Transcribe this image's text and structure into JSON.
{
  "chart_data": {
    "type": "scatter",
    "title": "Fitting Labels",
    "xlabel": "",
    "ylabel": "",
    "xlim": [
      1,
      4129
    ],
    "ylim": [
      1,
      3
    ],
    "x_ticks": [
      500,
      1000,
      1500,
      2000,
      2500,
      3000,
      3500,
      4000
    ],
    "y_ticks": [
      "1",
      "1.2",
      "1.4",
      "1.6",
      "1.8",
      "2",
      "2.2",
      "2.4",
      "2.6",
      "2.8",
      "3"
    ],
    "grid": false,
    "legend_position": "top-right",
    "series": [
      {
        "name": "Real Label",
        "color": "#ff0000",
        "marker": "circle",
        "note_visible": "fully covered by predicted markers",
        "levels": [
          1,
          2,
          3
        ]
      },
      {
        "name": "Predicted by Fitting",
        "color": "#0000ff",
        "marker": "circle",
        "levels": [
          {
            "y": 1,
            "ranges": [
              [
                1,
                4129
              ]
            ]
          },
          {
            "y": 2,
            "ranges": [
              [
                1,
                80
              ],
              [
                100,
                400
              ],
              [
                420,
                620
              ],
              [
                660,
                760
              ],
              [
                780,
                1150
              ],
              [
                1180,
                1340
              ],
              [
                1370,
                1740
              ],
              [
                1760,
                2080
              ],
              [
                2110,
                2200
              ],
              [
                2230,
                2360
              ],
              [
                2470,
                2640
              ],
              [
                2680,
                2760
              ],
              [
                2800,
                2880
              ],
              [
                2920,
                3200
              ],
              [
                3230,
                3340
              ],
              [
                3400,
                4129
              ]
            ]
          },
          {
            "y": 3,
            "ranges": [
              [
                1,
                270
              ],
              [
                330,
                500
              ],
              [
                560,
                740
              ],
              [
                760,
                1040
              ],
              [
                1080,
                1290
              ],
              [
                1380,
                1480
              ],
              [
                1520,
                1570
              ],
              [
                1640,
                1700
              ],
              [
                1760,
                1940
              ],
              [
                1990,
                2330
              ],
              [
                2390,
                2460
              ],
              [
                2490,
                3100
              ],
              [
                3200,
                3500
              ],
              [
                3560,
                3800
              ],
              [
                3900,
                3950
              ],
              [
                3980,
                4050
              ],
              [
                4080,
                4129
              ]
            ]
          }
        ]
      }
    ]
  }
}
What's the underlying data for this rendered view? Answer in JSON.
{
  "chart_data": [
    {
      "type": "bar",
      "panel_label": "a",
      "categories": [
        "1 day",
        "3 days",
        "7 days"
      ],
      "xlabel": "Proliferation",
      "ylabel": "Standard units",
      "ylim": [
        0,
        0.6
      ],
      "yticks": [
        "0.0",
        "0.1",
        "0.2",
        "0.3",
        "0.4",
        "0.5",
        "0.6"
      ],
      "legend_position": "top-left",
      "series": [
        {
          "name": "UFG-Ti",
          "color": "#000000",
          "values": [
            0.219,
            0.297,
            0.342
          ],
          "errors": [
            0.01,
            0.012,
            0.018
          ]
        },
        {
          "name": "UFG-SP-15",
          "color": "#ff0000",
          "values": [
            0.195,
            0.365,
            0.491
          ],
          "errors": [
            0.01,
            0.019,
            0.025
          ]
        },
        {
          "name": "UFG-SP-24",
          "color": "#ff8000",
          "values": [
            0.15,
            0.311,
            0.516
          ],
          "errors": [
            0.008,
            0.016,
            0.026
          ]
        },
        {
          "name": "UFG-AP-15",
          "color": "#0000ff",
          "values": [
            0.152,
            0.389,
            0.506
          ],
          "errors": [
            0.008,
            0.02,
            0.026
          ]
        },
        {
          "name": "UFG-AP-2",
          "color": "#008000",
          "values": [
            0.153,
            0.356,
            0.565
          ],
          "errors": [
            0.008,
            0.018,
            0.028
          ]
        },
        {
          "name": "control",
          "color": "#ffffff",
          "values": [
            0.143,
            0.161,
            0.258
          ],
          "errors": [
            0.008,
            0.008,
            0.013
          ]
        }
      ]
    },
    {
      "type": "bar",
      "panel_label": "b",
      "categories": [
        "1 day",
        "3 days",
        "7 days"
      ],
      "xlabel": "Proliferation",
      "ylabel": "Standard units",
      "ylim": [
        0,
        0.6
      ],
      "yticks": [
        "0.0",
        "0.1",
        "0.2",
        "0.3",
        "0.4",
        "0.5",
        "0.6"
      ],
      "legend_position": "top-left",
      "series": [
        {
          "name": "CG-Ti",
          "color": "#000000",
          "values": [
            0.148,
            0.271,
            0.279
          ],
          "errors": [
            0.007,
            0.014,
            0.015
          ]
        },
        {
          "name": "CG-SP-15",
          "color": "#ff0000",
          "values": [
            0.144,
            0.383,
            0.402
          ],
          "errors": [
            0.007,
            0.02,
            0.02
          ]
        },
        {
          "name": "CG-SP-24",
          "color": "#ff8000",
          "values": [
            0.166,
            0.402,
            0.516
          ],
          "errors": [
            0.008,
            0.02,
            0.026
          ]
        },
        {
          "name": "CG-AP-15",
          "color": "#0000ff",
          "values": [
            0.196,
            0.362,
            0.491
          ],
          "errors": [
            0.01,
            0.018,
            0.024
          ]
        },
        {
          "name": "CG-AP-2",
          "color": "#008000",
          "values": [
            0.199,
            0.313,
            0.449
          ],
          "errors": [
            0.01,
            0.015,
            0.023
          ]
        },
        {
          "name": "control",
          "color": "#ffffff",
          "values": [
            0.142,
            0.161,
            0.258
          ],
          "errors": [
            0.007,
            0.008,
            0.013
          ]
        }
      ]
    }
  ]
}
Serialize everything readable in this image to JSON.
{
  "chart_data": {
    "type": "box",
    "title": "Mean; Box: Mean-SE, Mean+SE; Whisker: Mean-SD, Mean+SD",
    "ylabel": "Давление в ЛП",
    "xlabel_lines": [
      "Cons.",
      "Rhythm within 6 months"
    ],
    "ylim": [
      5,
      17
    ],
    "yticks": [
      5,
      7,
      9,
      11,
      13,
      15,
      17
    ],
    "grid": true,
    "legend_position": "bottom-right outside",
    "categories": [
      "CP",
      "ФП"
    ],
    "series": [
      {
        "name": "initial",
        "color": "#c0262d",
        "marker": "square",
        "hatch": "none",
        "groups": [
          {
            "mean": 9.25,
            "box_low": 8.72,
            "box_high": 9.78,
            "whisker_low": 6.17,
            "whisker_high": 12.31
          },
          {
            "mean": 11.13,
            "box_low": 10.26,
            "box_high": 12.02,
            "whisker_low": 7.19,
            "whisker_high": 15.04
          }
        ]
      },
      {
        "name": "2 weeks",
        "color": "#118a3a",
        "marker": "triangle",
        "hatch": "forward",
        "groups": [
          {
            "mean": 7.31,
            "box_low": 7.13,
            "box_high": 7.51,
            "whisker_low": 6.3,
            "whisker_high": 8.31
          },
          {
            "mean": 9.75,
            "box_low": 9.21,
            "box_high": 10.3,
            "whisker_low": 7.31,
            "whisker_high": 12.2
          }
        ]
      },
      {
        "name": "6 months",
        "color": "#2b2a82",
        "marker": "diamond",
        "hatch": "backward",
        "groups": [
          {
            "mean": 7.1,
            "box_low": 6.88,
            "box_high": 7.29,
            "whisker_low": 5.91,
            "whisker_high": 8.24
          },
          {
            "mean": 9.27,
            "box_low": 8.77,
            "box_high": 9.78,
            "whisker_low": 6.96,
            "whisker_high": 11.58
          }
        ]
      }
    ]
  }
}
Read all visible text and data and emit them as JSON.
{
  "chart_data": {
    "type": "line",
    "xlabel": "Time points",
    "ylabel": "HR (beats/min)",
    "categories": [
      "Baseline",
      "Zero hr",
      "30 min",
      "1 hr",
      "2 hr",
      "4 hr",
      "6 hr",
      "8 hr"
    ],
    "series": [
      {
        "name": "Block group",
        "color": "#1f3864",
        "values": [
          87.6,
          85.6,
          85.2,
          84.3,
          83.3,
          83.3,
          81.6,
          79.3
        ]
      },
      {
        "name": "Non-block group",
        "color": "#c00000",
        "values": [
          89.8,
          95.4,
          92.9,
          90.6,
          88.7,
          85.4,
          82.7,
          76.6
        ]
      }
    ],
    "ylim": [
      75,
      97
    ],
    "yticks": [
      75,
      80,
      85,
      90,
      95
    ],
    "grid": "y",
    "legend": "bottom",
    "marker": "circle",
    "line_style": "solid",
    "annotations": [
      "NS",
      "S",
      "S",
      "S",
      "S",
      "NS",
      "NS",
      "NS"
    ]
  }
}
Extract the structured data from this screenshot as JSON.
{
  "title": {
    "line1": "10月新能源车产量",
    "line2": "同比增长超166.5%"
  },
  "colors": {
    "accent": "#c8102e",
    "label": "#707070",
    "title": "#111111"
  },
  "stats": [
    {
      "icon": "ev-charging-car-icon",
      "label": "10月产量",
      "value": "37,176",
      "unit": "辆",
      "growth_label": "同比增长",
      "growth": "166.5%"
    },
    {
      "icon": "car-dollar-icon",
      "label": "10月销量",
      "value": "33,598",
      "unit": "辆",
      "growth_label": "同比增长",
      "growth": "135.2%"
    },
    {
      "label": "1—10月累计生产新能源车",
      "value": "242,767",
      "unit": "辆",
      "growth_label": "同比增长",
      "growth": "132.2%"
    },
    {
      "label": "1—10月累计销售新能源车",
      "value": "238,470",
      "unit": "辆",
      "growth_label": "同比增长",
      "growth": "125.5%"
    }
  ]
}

..............................

OBJECTIVE
Set out every line from the material that contains the string "image".

FINISHED ANSWER
Transcribe this image's text and structure into JSON.
Serialize everything readable in this image to JSON.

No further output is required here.